◆ MATERIAL FOR THE TASK ◆
_ _ _ _

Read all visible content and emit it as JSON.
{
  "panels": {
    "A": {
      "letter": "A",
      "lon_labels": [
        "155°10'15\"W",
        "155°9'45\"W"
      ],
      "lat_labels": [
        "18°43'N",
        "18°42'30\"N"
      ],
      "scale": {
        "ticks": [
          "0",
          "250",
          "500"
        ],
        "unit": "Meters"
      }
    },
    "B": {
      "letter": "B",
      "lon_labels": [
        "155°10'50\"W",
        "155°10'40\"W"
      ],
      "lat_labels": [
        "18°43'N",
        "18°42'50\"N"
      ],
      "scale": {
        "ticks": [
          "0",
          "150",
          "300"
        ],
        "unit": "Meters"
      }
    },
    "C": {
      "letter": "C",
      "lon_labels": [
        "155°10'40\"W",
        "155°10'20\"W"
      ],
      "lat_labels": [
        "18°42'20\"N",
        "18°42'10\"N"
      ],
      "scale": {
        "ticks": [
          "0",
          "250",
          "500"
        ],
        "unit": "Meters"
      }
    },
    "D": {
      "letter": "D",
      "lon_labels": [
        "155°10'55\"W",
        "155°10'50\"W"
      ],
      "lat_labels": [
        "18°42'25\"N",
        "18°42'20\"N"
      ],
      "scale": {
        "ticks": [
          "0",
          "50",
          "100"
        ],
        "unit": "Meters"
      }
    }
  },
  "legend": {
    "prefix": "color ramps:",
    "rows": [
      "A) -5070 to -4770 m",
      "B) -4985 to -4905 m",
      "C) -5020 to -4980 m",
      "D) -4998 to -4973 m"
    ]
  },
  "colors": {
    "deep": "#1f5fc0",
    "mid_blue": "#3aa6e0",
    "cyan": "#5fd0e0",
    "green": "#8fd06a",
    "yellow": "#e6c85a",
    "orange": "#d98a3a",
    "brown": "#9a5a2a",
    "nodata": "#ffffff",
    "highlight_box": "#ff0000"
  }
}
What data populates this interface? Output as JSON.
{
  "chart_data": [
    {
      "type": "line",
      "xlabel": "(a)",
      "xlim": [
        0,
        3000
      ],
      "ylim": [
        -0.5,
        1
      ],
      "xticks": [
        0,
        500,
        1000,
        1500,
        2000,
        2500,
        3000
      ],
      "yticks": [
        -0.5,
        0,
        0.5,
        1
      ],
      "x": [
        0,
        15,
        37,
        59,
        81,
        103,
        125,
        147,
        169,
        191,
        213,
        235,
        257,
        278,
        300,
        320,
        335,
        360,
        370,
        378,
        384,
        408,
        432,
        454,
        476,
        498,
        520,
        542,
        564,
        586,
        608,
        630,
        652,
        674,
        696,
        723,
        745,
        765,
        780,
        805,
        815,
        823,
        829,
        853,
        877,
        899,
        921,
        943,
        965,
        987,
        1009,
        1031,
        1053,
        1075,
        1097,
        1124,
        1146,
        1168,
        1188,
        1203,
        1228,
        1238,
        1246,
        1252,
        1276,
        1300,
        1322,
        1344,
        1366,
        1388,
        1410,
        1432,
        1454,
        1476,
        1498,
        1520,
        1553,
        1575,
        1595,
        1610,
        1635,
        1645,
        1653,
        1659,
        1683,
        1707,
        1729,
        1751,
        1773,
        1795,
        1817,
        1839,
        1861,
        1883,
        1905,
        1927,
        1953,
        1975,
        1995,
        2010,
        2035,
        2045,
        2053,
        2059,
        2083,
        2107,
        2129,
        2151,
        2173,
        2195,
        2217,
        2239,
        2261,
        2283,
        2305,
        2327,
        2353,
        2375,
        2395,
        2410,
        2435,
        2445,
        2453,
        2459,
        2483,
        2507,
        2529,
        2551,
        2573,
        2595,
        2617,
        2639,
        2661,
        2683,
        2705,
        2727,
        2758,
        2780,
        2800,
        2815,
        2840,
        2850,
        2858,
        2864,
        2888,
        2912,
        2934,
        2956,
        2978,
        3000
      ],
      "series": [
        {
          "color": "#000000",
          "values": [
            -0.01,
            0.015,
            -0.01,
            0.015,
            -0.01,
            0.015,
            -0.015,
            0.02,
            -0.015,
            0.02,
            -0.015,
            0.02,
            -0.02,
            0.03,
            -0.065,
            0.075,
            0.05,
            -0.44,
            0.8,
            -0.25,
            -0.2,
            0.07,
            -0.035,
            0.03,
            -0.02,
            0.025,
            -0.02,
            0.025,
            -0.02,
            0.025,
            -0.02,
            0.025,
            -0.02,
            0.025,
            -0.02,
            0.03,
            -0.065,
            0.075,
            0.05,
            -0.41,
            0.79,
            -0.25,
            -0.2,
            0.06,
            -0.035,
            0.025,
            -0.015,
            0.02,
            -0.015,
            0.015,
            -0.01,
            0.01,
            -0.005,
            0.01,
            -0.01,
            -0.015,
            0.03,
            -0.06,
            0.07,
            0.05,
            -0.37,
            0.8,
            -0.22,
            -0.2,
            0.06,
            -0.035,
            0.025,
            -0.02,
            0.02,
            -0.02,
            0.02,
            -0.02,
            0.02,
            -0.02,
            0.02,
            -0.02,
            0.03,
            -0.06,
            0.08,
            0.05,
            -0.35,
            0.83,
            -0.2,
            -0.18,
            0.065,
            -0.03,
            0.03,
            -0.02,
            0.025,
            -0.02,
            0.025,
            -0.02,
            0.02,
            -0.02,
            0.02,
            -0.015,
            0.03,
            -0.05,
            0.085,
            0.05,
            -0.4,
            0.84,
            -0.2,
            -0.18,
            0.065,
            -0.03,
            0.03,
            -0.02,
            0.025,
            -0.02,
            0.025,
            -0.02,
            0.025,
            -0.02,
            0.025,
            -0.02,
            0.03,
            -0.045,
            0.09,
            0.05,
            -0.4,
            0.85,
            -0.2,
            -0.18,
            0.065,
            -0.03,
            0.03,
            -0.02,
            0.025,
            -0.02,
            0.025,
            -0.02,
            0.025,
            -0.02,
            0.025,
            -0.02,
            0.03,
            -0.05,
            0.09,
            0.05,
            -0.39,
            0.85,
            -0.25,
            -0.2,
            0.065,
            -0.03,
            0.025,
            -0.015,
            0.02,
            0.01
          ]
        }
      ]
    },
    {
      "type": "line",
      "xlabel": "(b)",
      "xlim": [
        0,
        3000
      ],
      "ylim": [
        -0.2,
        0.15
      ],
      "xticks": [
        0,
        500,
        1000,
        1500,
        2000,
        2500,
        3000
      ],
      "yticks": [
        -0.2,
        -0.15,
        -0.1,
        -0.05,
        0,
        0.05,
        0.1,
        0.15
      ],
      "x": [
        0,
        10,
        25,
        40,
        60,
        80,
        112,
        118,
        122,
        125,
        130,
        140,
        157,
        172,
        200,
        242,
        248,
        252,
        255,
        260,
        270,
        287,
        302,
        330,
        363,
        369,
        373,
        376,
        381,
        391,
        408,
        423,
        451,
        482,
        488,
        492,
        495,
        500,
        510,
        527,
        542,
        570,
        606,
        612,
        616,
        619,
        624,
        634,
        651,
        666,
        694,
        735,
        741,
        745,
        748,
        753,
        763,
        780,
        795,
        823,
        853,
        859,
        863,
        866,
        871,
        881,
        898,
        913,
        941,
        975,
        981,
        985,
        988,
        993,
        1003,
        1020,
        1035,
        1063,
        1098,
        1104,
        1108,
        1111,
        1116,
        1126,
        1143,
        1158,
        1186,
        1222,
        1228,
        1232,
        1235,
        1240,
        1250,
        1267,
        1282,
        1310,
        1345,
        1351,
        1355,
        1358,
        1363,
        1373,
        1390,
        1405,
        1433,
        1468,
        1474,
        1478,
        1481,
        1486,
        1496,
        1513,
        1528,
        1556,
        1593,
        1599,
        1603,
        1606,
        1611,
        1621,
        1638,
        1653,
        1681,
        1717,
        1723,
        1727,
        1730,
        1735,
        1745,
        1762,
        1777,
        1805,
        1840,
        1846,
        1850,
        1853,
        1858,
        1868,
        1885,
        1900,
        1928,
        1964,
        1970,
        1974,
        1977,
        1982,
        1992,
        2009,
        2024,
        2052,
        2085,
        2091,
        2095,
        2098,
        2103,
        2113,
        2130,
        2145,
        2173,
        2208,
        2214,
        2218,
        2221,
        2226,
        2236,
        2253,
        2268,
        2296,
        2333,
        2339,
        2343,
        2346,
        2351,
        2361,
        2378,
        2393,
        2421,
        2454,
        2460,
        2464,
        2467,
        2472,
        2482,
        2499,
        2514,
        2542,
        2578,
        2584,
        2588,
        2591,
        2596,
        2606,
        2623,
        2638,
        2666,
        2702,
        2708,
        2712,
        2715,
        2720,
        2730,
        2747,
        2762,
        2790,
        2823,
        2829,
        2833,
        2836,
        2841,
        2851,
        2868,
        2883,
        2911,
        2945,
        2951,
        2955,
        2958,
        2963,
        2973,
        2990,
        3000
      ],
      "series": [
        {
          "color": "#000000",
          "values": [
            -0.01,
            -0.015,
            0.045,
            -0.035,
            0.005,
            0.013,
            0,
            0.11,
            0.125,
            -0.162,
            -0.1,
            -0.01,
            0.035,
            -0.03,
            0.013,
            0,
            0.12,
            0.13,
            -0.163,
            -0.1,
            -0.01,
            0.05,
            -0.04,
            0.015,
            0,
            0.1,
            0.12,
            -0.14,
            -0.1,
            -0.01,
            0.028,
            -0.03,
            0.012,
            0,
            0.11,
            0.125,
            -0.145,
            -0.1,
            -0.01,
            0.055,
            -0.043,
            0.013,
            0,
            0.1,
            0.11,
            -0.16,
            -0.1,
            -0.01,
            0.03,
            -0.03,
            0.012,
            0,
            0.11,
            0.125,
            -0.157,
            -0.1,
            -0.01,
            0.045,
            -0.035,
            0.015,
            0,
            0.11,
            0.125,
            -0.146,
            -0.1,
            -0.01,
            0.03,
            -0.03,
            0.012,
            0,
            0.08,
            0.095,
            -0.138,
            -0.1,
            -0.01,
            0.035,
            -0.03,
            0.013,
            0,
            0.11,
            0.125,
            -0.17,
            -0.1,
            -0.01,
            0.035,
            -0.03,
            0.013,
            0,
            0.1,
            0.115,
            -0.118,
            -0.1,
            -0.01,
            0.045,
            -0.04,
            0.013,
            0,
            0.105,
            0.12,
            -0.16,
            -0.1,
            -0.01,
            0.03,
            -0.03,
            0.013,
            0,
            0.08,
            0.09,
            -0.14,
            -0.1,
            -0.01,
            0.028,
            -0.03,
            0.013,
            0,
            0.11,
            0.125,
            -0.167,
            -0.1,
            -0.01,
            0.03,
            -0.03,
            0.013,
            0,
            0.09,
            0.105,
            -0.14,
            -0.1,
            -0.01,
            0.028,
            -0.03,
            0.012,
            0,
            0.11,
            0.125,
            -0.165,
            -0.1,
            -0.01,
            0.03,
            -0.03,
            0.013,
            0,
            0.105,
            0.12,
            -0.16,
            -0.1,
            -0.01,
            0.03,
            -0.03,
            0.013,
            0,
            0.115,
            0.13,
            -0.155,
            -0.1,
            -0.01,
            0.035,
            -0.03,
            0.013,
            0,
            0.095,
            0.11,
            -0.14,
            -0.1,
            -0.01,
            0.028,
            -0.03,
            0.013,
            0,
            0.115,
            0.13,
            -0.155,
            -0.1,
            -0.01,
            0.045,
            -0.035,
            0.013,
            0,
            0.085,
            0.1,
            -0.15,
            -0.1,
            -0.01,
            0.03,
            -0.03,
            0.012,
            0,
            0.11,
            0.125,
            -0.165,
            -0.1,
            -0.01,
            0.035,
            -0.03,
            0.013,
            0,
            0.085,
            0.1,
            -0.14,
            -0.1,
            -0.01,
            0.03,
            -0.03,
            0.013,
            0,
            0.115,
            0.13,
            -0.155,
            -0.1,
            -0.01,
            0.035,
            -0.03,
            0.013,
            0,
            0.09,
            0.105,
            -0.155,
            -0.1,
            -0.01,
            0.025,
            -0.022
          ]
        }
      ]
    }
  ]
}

_ _ _ _

◆ AIM ◆
From the data above, copy each line that holds "JSON".

◆ SOLUTION ◆
Read all visible content and emit it as JSON.
What data populates this interface? Output as JSON.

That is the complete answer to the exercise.